* [What you have to do]
Reproduce each line from the records that holds "name".

-=-=-=-=-

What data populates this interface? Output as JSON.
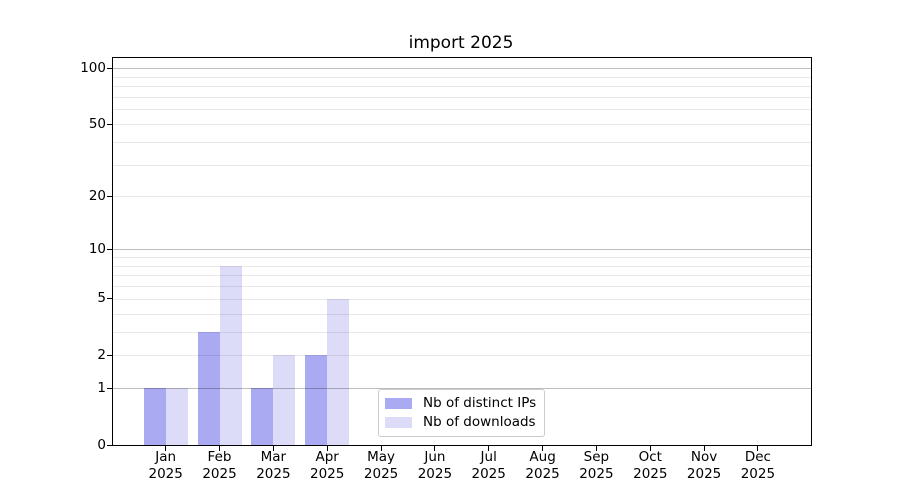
{
  "title": "import 2025",
  "colors": {
    "distinct_ips_bar": "#aaaaf2",
    "downloads_bar": "#dcdcf8",
    "major_gridline": "#bdbdbd",
    "minor_gridline": "#e8e8e8",
    "axis_line": "#000000",
    "legend_border": "#cccccc",
    "background": "#ffffff"
  },
  "legend": {
    "items": [
      {
        "label": "Nb of distinct IPs"
      },
      {
        "label": "Nb of downloads"
      }
    ]
  },
  "chart_data": {
    "type": "bar",
    "title": "import 2025",
    "categories": [
      "Jan 2025",
      "Feb 2025",
      "Mar 2025",
      "Apr 2025",
      "May 2025",
      "Jun 2025",
      "Jul 2025",
      "Aug 2025",
      "Sep 2025",
      "Oct 2025",
      "Nov 2025",
      "Dec 2025"
    ],
    "x_axis": {
      "months": [
        "Jan",
        "Feb",
        "Mar",
        "Apr",
        "May",
        "Jun",
        "Jul",
        "Aug",
        "Sep",
        "Oct",
        "Nov",
        "Dec"
      ],
      "year": "2025"
    },
    "series": [
      {
        "name": "Nb of distinct IPs",
        "color": "#aaaaf2",
        "values": [
          1,
          3,
          1,
          2,
          0,
          0,
          0,
          0,
          0,
          0,
          0,
          0
        ]
      },
      {
        "name": "Nb of downloads",
        "color": "#dcdcf8",
        "values": [
          1,
          8,
          2,
          5,
          0,
          0,
          0,
          0,
          0,
          0,
          0,
          0
        ]
      }
    ],
    "y_axis": {
      "scale": "log1p",
      "ticks": [
        0,
        1,
        2,
        5,
        10,
        20,
        50,
        100
      ],
      "major_gridlines": [
        1,
        10,
        100
      ],
      "minor_gridlines": [
        2,
        3,
        4,
        5,
        6,
        7,
        8,
        9,
        20,
        30,
        40,
        50,
        60,
        70,
        80,
        90
      ],
      "ylim": [
        0,
        116
      ]
    },
    "grid": true,
    "legend_position": "lower right inside"
  }
}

-=-=-=-=-

* [Response to this task]
        "name": "Nb of distinct IPs",
        "name": "Nb of downloads",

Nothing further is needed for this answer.